— start DATA TO PROCESS —

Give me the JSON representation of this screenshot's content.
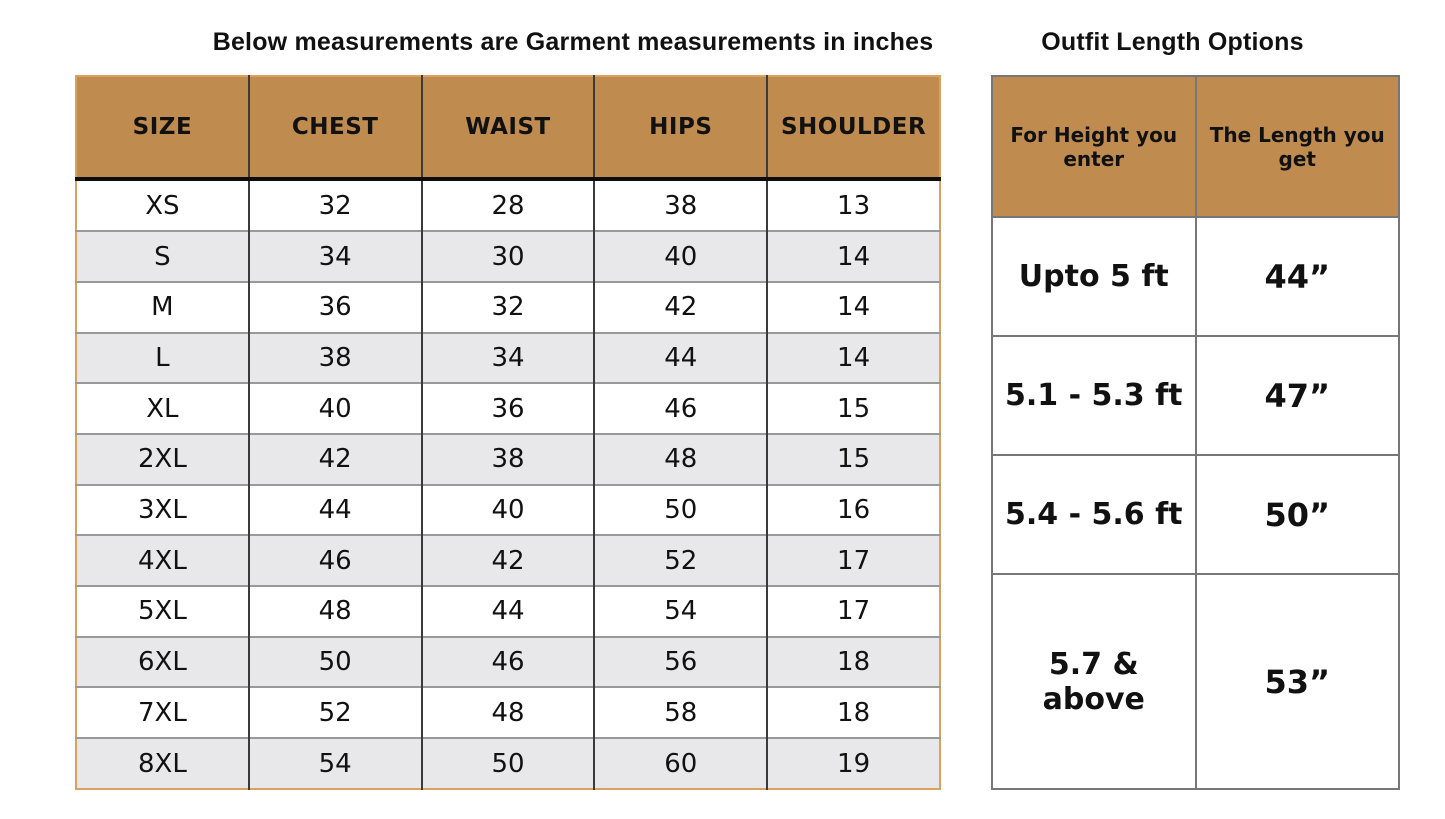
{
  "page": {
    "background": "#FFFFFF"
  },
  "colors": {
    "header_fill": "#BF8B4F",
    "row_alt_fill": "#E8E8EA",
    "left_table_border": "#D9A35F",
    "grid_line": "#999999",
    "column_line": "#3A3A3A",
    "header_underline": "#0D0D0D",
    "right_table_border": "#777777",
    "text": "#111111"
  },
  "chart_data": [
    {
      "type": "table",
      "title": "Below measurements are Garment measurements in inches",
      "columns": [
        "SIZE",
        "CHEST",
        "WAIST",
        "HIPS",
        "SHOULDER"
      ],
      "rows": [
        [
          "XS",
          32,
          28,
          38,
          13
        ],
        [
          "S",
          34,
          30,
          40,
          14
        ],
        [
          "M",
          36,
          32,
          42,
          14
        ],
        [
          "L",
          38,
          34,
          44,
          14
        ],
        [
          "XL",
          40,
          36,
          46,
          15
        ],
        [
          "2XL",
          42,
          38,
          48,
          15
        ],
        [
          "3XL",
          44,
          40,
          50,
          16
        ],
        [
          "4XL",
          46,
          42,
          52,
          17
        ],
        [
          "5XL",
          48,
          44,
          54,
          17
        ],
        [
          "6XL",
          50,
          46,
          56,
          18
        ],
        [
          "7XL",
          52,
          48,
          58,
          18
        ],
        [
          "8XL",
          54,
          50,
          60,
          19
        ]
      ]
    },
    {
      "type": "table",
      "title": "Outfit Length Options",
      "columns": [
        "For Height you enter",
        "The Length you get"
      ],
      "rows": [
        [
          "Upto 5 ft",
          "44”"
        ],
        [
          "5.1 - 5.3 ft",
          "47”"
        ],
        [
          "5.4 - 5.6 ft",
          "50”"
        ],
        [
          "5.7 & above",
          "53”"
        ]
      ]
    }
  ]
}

— end DATA TO PROCESS —
— start DATA TO PROCESS —

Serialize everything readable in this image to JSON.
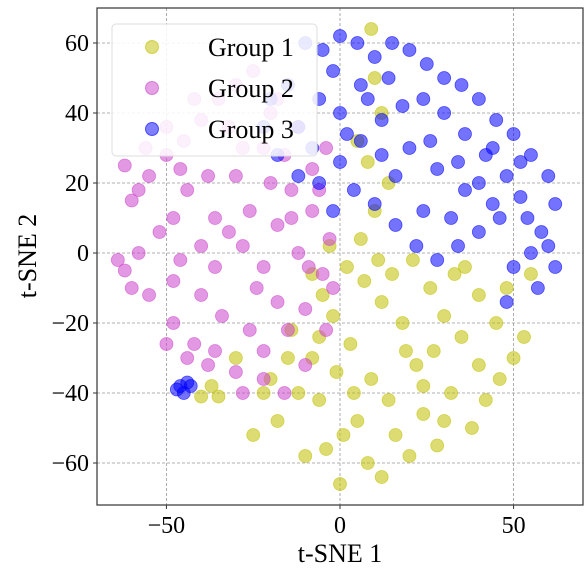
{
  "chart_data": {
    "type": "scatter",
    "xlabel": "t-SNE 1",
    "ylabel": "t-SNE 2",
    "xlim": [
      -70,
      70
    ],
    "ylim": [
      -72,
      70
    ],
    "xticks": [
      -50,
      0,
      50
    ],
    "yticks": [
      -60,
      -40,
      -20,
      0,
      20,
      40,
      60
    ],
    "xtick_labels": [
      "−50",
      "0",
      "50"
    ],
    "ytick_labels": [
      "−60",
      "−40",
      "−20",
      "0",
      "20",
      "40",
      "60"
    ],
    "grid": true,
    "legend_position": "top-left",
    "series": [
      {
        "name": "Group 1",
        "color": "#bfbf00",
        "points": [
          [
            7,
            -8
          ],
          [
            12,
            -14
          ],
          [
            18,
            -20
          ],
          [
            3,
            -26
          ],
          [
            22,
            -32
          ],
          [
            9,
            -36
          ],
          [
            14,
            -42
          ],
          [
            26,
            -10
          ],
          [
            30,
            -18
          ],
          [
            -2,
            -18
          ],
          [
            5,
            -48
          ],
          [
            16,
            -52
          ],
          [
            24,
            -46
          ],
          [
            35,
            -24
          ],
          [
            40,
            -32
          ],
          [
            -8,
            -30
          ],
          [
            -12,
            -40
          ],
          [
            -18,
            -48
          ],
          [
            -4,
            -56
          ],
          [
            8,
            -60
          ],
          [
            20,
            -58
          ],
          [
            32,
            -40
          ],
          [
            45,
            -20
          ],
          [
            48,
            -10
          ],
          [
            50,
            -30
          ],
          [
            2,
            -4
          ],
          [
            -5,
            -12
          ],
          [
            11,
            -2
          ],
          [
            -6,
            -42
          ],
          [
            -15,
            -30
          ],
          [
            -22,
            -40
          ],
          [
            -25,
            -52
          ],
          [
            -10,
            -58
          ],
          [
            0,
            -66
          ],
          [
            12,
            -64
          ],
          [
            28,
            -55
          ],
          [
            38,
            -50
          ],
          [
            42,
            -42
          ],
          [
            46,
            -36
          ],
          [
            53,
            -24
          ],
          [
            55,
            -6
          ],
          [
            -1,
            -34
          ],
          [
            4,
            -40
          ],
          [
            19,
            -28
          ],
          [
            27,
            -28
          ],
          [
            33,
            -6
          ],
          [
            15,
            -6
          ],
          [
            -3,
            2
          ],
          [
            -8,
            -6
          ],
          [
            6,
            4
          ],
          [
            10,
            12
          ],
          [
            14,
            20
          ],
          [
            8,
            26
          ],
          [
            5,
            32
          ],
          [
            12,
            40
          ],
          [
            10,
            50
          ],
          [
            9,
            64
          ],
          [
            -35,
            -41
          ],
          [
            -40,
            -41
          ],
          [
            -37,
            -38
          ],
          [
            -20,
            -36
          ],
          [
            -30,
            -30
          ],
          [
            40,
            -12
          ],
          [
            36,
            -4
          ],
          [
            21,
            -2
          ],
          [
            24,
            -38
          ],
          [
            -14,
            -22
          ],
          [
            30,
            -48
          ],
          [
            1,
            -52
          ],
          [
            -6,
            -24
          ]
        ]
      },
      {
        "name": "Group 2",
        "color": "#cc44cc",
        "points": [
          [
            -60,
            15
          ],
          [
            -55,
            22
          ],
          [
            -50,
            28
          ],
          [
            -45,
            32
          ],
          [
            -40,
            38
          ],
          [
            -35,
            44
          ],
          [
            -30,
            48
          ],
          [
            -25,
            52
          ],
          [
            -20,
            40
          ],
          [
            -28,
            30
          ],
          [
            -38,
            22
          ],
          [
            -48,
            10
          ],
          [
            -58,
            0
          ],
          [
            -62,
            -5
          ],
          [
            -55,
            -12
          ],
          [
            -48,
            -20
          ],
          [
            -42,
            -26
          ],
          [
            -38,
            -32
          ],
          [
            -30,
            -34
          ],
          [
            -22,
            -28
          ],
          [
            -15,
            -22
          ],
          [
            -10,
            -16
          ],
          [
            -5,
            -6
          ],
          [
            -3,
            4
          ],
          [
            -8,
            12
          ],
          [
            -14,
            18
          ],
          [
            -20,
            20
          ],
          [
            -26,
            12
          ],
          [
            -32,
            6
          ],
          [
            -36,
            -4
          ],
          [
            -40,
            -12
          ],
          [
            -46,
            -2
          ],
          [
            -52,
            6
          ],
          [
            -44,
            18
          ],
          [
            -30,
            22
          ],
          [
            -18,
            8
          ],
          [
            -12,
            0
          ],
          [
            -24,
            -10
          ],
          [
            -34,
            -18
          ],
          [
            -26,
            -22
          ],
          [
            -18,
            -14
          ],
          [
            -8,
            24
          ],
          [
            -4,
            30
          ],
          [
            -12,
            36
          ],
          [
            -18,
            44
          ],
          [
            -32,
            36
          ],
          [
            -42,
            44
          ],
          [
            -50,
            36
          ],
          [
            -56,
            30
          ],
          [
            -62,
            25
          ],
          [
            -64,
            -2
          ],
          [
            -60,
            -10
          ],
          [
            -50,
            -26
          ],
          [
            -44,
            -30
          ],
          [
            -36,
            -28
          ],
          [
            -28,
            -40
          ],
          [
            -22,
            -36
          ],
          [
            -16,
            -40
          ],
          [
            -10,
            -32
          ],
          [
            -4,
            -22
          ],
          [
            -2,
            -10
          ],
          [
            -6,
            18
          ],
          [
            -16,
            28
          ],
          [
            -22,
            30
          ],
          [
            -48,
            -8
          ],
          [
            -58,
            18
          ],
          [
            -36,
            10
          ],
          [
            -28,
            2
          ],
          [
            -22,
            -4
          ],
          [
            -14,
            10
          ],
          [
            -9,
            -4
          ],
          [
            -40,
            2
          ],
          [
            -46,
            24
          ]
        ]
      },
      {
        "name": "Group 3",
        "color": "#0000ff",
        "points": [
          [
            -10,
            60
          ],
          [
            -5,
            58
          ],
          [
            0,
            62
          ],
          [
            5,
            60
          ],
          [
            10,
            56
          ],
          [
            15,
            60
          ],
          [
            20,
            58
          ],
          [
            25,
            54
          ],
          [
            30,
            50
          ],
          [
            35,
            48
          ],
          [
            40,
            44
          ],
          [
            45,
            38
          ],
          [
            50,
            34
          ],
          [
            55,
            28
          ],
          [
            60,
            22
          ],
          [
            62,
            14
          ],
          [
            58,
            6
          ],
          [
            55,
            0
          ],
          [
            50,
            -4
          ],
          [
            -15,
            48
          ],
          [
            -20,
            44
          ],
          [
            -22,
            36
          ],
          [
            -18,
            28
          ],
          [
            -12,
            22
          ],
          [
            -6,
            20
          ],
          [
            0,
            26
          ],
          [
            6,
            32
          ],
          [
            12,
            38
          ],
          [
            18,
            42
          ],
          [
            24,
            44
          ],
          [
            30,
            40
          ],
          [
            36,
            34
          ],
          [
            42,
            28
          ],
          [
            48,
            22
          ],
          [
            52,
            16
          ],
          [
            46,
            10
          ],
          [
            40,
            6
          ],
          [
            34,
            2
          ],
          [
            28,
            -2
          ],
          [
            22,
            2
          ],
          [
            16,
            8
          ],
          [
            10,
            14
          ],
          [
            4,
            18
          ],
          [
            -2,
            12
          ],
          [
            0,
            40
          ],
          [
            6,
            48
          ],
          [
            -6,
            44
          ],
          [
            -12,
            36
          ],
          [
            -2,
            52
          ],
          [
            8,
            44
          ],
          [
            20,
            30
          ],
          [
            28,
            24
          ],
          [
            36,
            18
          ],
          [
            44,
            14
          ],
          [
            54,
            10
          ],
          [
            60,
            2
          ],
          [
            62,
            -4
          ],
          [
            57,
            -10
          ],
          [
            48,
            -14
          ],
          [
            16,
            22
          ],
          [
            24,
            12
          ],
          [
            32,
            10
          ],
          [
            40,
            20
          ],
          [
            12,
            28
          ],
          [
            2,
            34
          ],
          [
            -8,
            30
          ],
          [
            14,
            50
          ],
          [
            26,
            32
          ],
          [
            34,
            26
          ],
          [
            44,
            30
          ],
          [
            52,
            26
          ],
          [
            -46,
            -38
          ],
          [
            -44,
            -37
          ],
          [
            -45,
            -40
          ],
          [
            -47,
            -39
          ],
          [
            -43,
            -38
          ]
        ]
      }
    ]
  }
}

— end DATA TO PROCESS —
— start DATA TO PROCESS —

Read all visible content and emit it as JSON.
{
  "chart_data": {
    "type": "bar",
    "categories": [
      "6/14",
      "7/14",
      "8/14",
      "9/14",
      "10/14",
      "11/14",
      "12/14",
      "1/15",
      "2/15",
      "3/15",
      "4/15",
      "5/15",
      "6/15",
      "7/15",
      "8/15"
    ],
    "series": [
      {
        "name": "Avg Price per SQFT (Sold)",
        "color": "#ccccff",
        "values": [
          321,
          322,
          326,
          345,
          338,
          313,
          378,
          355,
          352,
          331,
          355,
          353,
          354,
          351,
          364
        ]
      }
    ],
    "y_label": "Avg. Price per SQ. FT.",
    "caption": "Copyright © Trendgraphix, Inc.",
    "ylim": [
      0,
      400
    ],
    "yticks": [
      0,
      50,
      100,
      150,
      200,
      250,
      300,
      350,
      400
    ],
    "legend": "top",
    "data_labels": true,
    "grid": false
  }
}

— end DATA TO PROCESS —

DIRECTIONS FOR THIS TASK: Every line of the records that includes the word "title" should be gathered.

WORKED ANSWER:
      "title": "Below measurements are Garment measurements in inches",
      "title": "Outfit Length Options",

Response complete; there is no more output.